#### [Texto fornecido]
═══

Em agosto de 2010, o Fê começou a piorar. Pesava 44 kg e media 1,80 m. Passava 20 dias no hospital e uma semana em casa.
Foi quando começamos a ser acompanhados pela equipe de cuidados paliativos do Samaritano.
O Fê precisava ganhar peso para entrar na fila do transplante de pulmão. Foi colocada uma sonda no estômago para ele receber suplementos alimentares. Mas ele sabia que não ia sarar, que a doença era incurável.
SEM REMÉDIO
O Fê passou a conversar mais comigo e com a tia [Dulce Machado]. Numa das últimas conversas, ele disse para a tia que não tinha medo da morte porque já não havia mais prazer algum na vida.
Mas eu não deixava o ambiente ficar triste em casa. Ele dizia: "Mãe, como é que você consegue ainda me fazer rir". E eu dizia: "Mãe é assim mesmo. Mãe chora, mãe é palhaça, mãe é boba.'
No Natal passado, eu já pressentia que seria o último do meu filho. Foi uma festa linda. Ele ganhou uma camiseta do São Paulo, que era o time que ele tinha paixão.
Na última internação, em 3 de janeiro, a médica explicou que os antibióticos não faziam mais efeito.
Quando ela saiu do quarto, o Fê disse: "Mãe, não tem remédio para mim mais..." Aí ele chorou muito. Viu que era o ponto final da medicina. Eu peguei na mãozinha dele e disse: "Filho, agora é só Deus. Se ele achar que pode fazer um milagre, vamos confiar".

═══

#### [Ordem de serviço]
Dê continuidade ao relato acima sobre a doença do Fê, começando logo após a última frase.

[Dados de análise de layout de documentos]

═══

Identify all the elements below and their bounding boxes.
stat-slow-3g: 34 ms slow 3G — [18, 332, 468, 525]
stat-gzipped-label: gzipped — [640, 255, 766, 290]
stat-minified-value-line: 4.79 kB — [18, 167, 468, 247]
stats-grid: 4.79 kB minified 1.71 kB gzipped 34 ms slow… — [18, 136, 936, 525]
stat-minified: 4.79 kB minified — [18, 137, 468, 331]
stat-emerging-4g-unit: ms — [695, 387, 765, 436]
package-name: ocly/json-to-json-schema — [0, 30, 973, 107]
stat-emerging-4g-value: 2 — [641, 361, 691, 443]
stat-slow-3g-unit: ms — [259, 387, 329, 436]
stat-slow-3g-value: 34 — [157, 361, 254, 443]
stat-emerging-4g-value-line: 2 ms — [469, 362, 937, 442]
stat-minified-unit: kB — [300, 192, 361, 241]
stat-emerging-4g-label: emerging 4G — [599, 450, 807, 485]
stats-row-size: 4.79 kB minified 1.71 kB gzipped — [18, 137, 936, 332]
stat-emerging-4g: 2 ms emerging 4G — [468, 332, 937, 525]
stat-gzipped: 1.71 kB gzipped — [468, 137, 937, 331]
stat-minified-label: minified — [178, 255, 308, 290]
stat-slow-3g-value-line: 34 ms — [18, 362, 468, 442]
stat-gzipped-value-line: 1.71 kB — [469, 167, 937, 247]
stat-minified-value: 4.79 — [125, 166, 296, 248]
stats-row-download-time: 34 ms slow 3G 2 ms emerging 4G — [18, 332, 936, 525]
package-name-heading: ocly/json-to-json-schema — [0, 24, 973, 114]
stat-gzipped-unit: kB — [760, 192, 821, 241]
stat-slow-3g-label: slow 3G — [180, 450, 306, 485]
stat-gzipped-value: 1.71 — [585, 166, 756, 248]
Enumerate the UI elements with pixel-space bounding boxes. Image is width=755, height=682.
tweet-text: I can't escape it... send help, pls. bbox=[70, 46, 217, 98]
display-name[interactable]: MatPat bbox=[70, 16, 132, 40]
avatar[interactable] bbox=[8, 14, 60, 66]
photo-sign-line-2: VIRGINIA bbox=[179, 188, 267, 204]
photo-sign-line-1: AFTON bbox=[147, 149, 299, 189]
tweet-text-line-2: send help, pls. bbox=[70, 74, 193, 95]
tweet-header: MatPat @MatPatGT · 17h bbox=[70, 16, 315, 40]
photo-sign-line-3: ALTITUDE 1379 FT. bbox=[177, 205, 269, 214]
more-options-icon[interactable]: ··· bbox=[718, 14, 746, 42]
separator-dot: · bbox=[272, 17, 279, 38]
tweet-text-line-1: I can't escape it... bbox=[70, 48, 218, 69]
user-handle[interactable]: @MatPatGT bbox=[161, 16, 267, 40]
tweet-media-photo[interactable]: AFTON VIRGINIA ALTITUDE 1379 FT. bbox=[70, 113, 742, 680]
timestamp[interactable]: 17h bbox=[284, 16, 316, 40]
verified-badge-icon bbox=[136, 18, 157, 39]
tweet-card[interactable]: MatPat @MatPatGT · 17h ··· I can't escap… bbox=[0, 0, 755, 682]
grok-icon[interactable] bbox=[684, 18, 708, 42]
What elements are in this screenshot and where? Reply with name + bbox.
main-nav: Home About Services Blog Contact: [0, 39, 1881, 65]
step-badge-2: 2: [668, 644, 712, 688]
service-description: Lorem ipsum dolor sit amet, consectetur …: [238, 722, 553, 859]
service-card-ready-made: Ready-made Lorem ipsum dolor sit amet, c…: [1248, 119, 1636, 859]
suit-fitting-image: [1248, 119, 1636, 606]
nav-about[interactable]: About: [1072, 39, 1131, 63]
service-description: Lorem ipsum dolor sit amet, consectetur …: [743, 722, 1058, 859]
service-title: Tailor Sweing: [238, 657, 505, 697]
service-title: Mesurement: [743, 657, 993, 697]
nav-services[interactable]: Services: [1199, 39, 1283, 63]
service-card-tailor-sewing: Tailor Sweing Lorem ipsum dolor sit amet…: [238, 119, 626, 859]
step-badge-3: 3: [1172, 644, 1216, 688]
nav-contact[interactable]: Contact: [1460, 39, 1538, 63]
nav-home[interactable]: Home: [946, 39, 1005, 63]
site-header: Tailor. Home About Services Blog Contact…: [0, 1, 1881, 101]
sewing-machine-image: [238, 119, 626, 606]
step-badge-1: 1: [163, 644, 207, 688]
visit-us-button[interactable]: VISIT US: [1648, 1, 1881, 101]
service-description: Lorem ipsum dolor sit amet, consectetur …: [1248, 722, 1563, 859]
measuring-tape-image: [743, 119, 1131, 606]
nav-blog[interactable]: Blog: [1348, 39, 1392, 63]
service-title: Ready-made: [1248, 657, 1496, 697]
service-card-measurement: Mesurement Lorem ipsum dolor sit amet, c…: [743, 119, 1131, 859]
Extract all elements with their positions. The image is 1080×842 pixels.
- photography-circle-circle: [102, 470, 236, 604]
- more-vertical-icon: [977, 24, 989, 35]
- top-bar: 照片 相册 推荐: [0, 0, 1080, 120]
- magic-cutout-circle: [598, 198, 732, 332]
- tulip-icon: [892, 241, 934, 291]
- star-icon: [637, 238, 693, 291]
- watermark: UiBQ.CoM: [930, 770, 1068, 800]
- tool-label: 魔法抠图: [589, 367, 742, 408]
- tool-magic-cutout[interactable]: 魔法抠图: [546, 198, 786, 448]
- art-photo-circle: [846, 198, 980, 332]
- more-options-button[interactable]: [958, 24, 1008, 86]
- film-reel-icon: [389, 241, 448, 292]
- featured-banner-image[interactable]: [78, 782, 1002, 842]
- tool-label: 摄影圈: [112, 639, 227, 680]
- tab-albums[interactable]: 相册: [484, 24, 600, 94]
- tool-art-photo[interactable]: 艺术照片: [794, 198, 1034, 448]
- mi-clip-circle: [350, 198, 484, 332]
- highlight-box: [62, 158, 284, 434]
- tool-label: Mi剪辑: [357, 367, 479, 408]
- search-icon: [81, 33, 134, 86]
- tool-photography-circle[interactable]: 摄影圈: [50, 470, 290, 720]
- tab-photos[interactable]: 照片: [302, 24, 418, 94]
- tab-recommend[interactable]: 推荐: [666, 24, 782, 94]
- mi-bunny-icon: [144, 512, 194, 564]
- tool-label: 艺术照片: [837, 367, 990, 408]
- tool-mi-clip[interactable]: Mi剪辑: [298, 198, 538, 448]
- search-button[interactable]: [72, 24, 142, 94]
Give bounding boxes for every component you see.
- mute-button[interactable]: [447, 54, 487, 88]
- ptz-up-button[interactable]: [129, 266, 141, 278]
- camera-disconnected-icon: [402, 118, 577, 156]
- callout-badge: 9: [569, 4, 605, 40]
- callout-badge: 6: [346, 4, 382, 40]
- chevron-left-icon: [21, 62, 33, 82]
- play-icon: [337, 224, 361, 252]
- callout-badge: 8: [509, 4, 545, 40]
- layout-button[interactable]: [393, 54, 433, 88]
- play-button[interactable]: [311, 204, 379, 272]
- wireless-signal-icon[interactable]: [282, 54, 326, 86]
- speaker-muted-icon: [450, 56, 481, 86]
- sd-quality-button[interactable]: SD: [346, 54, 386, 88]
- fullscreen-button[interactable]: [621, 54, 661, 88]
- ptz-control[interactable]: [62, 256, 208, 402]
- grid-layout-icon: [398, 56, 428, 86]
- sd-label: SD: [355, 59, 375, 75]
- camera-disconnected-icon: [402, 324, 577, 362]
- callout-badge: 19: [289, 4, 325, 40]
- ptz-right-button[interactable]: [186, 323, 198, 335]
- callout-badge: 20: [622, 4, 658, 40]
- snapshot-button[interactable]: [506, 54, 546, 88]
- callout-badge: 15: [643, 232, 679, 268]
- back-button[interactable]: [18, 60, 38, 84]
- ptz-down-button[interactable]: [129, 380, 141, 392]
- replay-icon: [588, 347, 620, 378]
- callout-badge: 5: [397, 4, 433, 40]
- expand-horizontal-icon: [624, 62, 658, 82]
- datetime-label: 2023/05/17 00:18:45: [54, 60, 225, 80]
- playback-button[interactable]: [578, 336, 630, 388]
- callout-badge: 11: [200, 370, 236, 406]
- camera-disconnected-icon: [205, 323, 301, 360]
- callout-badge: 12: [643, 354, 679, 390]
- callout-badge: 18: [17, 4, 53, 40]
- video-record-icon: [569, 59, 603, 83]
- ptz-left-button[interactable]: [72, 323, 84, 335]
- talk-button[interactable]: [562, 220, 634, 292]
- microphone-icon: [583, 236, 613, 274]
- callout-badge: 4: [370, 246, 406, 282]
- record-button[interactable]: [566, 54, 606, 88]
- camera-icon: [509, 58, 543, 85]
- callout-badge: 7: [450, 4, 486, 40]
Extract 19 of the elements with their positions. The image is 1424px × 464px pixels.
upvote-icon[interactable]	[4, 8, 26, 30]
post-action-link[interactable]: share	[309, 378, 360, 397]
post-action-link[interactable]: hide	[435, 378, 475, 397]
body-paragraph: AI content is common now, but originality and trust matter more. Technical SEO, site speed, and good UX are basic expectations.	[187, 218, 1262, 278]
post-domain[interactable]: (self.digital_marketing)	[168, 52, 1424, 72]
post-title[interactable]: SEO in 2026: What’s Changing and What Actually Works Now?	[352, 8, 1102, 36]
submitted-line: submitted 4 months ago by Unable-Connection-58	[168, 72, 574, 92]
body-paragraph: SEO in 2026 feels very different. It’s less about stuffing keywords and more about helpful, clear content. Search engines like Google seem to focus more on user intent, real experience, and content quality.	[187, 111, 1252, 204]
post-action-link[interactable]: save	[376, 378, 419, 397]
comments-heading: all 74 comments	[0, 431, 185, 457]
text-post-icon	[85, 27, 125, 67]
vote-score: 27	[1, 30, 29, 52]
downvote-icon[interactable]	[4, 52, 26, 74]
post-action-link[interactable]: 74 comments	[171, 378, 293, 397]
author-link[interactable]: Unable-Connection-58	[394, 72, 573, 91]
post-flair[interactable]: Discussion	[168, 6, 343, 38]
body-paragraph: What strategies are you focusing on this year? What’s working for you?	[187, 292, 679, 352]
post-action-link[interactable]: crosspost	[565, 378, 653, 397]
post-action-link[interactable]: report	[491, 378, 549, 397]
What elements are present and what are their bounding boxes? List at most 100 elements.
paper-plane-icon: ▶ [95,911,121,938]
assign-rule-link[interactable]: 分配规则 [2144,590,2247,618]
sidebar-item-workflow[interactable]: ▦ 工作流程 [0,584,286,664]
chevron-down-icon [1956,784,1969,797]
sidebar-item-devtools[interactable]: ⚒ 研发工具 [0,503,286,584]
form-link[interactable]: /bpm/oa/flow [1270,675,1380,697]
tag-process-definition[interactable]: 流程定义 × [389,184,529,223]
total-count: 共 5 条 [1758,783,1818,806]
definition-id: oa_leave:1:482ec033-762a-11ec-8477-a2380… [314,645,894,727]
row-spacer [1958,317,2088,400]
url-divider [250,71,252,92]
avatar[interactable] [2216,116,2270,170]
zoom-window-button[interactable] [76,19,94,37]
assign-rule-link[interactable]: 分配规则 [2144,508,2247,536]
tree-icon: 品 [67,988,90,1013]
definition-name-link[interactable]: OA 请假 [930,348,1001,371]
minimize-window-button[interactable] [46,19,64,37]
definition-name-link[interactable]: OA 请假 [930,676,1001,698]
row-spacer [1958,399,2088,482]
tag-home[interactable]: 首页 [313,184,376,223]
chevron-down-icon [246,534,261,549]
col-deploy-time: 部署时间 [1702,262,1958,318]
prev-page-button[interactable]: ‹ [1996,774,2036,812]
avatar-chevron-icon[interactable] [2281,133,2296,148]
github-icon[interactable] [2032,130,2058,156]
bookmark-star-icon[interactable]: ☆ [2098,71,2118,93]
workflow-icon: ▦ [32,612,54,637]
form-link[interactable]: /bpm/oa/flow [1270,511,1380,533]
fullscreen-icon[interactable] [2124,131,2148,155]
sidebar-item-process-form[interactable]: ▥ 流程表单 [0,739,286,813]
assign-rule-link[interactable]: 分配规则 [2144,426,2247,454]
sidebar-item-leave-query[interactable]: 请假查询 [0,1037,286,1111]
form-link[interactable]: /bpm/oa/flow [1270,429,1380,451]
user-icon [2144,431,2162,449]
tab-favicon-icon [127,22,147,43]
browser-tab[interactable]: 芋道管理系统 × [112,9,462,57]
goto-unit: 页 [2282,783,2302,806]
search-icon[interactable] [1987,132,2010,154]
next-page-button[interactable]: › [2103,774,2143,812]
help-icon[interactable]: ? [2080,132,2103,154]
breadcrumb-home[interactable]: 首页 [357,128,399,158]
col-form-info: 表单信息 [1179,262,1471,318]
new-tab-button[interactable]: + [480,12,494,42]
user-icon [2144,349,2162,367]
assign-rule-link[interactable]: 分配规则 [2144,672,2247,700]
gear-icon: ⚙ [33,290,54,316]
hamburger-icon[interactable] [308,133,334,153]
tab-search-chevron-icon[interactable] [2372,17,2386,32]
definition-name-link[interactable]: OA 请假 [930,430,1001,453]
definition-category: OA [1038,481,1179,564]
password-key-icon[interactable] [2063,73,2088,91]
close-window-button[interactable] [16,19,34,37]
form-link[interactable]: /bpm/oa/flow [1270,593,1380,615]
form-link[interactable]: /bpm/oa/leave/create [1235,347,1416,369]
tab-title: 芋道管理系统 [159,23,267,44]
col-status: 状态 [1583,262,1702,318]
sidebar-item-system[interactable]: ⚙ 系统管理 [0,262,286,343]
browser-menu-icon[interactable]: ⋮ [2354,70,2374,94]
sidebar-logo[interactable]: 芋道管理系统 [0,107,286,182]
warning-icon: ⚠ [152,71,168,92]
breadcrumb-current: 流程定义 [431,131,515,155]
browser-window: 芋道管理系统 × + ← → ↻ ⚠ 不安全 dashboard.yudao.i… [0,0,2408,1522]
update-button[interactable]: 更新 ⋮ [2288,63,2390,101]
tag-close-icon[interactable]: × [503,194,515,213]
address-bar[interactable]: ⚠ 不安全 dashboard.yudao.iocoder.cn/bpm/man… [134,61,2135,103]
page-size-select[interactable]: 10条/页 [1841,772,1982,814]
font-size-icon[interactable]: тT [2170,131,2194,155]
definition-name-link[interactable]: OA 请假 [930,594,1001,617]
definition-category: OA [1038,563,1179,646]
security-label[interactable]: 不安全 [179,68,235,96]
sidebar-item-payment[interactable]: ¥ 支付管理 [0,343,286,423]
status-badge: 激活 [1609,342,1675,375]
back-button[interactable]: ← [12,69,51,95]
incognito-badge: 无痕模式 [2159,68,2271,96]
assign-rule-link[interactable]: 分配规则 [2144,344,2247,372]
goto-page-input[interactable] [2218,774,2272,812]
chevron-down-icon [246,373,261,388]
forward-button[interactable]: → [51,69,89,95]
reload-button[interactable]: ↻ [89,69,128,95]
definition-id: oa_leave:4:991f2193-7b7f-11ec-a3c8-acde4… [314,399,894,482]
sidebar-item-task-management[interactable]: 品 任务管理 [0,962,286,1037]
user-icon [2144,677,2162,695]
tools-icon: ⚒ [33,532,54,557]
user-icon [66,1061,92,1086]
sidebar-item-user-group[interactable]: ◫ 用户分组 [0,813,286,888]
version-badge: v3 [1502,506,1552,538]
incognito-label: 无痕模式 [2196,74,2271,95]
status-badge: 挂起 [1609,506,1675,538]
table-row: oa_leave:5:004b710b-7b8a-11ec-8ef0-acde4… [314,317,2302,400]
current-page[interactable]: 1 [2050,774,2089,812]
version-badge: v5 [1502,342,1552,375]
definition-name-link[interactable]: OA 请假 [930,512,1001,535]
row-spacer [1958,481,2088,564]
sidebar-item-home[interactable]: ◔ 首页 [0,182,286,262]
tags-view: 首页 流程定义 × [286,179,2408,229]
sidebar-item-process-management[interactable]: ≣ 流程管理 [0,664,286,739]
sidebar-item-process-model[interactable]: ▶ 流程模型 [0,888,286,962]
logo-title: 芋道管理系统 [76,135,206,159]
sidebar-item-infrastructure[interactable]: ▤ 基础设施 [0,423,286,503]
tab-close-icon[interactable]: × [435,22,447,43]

═══

#### [Resposta esperada]
Eu não chorava perto dele porque ele não gostava. Dizia: "Mãe, se você não ficar forte, o que vai ser de mim?". Eu sofria por dentro, sem demonstrar. Só chorava longe.
No dia 19 de janeiro, comemoramos o aniversário dele no hospital. Vieram os primos, as médicas, as enfermeiras. Ele ficou tão feliz! Comemoramos também o fato dele ter atingido 50,5 kg, que era o peso mínimo para entrar na fila de transplante.
Mas, com o passar dos dias, o desconforto respiratório foi piorando. Ele sentia muita dor, que só era controlada com morfina a cada quatro horas. No dia 26 de janeiro, foi transferido para a UTI semi-intensiva. Já não conseguia mais falar direito.
Ficava com a máscara de oxigênio o tempo todo. Conversando com a irmã, Jéssica, ele voltou a dizer que não tinha medo da morte, que estava em paz. Ele até brincou: "Vou ficar bem, vocês é que vão sofrer um pouquinho".
No dia 27, à tarde, soube que o Fê teria de ser entubado [respirador artificial] porque a máscara de oxigênio já não dava mais conta do desconforto respiratório. Os médicos queriam dar mais uma chance para o organismo reagir, pois a infecção pulmonar estava sem controle.
Foi um choque para mim. Eu sabia que aquele momento iria chegar, mas não esperava que fosse tão rápido. Quando o Fê soube, chorou.
Eu segurei a mão dele e disse: "Filho, não fique com medo. Eu vou ficar bem, a sua irmã vai ficar bem". Ele estava assustado, mas só perguntou se iria continuar dormindo, se não sentiria dor. Aquele olhar assustado foi a nossa despedida.
Em seguida, ele foi sedado. A esperança era que, em 72 horas, a infecção fosse controlada. Mas isso não aconteceu. O antibiótico não fazia mais efeito.
ATÉ O ÚLTIMO MINUTO
Na segunda, dia 31 de janeiro, tomamos uma decisão em família: não reanimá-lo caso o coração dele parasse.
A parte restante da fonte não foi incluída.